-------- Given entries --------

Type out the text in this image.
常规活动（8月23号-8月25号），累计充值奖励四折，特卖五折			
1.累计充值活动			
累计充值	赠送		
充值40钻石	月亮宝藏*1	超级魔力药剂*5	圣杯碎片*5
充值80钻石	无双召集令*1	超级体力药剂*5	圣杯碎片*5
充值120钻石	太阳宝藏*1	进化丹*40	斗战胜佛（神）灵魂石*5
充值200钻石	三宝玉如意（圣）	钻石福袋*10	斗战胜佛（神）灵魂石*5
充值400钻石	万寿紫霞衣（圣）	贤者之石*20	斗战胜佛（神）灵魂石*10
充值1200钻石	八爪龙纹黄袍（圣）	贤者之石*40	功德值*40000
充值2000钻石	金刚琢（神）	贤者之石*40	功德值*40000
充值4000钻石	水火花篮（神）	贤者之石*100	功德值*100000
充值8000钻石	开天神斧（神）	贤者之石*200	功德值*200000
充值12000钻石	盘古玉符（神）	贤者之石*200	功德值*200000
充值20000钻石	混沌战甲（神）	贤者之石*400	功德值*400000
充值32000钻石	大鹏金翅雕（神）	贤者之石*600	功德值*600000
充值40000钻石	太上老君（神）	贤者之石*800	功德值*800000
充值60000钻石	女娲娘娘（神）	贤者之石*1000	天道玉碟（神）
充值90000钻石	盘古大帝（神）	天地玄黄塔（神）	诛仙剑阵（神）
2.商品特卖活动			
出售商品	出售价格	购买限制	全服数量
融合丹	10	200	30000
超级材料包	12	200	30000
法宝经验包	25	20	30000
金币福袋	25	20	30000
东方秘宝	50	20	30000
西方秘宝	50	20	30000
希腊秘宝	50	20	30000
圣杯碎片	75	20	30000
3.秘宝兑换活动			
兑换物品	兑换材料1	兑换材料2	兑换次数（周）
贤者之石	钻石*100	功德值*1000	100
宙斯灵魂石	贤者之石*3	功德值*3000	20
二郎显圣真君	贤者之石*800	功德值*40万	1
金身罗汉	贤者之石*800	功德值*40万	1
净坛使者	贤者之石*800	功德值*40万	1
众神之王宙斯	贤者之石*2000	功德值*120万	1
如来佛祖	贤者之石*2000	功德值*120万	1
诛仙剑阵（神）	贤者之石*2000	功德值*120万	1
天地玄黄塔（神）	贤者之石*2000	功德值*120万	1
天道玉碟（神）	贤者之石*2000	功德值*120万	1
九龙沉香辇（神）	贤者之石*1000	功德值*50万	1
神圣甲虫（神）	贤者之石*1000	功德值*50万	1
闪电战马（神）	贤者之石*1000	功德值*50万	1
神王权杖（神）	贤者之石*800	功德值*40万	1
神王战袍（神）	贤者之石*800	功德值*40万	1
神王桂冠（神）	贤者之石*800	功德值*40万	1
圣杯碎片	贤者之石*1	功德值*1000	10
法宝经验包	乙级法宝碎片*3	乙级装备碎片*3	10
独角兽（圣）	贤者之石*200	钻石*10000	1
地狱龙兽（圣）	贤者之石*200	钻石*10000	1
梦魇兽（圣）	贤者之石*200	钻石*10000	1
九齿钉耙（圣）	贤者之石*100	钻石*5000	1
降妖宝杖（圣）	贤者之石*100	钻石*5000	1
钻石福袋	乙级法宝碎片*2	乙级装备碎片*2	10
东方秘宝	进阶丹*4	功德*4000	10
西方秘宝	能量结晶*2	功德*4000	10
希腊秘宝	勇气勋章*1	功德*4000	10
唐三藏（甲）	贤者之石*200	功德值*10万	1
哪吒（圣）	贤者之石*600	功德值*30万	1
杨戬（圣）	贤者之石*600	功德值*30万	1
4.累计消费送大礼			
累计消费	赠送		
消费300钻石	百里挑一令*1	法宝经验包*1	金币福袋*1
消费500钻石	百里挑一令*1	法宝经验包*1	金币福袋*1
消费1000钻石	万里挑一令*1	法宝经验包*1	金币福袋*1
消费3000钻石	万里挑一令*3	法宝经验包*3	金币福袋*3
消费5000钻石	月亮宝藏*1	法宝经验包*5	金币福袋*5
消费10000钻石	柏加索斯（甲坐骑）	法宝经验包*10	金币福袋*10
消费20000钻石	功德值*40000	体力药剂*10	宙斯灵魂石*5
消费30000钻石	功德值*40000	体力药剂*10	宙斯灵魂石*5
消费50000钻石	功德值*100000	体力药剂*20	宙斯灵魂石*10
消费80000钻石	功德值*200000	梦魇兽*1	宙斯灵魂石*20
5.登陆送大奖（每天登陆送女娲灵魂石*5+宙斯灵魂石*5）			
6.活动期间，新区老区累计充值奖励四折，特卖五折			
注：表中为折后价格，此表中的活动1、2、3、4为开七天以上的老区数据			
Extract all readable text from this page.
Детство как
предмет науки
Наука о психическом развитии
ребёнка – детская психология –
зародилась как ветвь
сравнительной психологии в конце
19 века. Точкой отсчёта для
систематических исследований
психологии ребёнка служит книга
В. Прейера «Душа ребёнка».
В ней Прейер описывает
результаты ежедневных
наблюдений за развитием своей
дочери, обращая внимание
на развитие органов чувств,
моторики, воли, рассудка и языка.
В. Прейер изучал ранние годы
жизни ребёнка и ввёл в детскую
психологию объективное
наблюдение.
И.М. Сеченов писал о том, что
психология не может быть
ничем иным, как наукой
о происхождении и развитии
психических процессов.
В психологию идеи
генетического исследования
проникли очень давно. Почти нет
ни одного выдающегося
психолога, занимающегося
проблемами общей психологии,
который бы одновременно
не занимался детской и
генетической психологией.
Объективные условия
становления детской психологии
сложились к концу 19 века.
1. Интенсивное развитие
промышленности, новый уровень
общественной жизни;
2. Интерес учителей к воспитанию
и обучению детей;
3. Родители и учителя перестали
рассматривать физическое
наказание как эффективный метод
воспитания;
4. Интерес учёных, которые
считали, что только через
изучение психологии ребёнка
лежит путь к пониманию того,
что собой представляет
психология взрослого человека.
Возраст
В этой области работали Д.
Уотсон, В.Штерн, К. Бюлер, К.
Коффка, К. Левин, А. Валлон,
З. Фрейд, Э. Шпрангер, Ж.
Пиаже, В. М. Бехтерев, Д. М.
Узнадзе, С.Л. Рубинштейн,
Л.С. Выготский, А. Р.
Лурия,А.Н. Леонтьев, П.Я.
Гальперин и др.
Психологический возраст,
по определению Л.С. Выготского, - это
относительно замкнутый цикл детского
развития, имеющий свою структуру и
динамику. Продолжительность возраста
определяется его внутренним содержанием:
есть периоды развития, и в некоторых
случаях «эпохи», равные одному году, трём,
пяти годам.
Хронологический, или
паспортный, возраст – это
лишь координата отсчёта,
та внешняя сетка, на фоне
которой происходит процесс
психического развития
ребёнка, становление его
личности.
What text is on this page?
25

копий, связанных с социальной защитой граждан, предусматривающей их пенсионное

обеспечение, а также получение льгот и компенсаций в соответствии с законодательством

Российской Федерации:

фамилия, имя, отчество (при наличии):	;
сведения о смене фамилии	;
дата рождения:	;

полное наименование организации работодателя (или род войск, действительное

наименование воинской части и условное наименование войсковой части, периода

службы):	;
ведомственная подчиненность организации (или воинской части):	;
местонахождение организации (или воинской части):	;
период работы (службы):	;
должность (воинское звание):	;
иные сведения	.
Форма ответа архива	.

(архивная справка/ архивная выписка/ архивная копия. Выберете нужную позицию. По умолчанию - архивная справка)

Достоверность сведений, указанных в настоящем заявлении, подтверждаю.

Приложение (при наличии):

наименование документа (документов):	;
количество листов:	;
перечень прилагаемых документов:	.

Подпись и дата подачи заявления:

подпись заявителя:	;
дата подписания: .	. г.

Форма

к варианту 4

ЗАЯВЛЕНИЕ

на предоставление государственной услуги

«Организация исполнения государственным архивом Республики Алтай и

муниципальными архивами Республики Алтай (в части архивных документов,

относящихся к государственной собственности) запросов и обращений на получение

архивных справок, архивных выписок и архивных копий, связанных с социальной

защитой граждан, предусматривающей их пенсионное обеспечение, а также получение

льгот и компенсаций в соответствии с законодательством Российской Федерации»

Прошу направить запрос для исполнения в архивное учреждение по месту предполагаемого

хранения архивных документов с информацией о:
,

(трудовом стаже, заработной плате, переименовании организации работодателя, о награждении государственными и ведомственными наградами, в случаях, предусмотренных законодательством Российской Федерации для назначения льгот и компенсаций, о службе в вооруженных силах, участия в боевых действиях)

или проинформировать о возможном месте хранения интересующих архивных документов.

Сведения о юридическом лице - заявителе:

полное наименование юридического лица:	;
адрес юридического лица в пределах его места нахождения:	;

--------

| Exercise description |
Say how many lines in this listing hold the string "诛仙剑阵", giving the count and nothing more.

| Expected answer |
2